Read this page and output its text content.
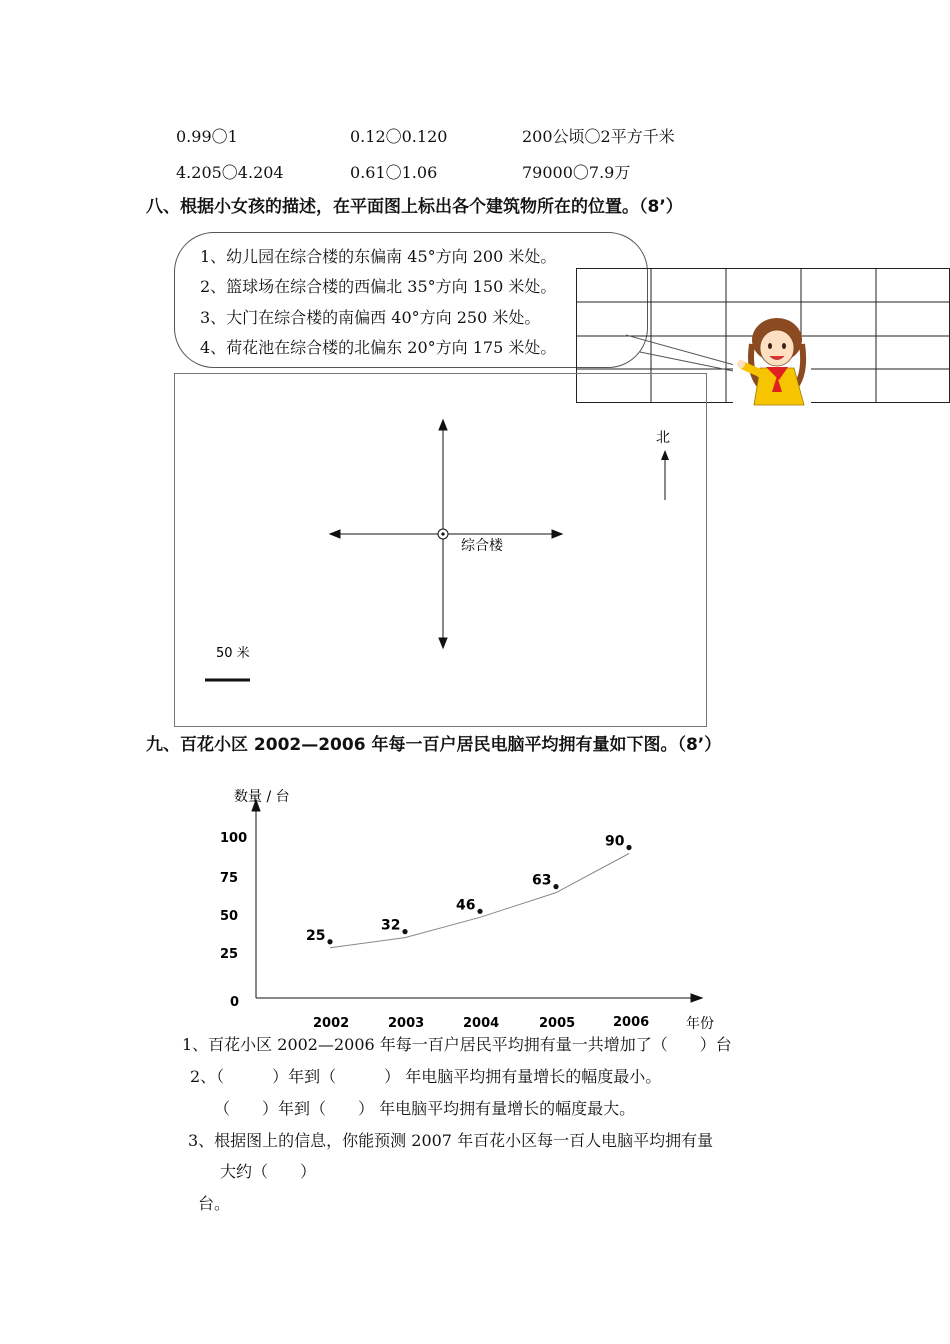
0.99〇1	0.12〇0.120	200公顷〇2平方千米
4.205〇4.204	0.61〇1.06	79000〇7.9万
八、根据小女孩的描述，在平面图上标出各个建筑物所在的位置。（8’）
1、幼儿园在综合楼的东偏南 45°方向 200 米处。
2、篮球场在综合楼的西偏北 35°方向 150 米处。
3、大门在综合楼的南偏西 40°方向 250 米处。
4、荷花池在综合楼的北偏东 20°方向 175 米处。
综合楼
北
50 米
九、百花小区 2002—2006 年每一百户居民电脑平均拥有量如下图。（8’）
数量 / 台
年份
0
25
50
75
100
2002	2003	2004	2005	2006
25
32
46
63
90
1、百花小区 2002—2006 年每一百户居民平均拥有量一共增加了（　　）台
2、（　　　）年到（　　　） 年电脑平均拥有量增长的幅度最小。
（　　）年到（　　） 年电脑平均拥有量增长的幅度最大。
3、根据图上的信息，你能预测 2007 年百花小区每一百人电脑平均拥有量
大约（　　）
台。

#####

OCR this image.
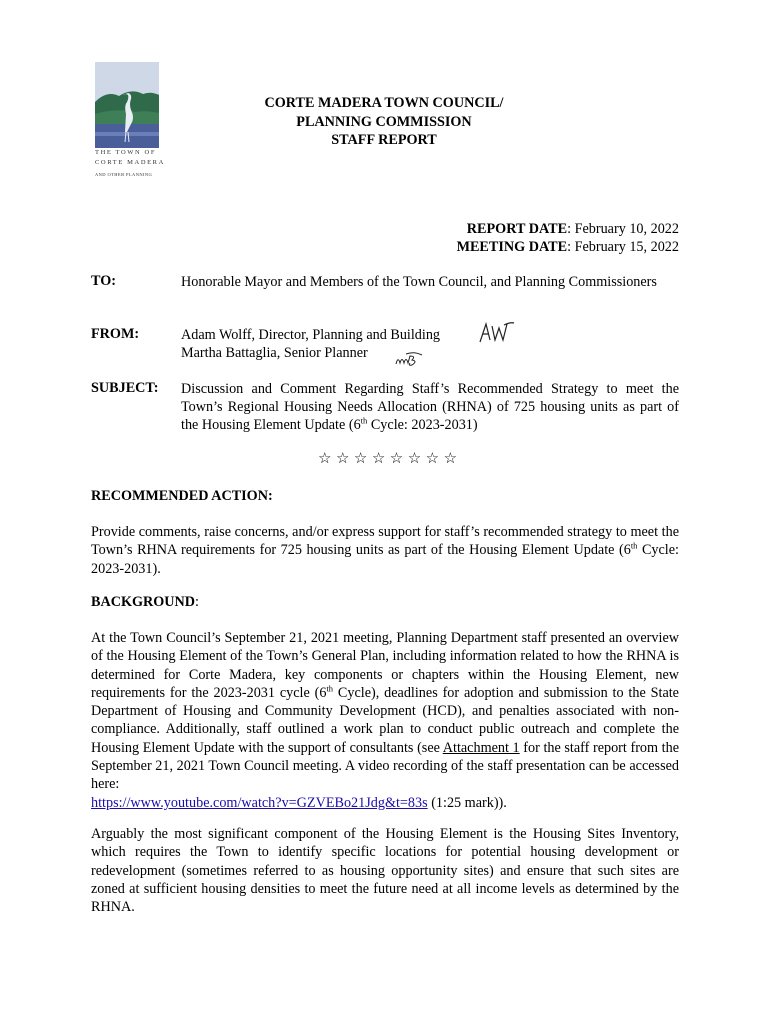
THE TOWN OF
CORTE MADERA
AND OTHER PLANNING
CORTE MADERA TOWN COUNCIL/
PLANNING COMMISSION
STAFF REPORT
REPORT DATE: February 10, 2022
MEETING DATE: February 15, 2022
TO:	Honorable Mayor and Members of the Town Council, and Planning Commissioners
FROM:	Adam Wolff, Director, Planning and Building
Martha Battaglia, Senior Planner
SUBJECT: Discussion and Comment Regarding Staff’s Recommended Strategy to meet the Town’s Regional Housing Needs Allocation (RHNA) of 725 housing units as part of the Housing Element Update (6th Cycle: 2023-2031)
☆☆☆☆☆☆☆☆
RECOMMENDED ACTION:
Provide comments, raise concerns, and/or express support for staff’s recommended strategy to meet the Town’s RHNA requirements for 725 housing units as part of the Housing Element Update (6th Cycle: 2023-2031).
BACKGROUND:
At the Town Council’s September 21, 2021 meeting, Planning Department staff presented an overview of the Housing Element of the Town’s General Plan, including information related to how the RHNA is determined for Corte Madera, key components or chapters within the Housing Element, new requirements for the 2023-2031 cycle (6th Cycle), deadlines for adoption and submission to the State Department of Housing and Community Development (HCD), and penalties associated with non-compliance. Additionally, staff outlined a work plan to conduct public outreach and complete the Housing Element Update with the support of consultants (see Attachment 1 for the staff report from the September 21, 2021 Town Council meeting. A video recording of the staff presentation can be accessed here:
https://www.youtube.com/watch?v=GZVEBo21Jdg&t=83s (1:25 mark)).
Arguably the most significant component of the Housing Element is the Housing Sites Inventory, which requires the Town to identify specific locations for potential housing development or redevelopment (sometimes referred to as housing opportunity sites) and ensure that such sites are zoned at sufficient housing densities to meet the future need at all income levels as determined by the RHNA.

#####

Copy every line in the listing above where the string "this" turns up.

RIGHT ANSWER =
Read this page and output its text content.
OCR this image.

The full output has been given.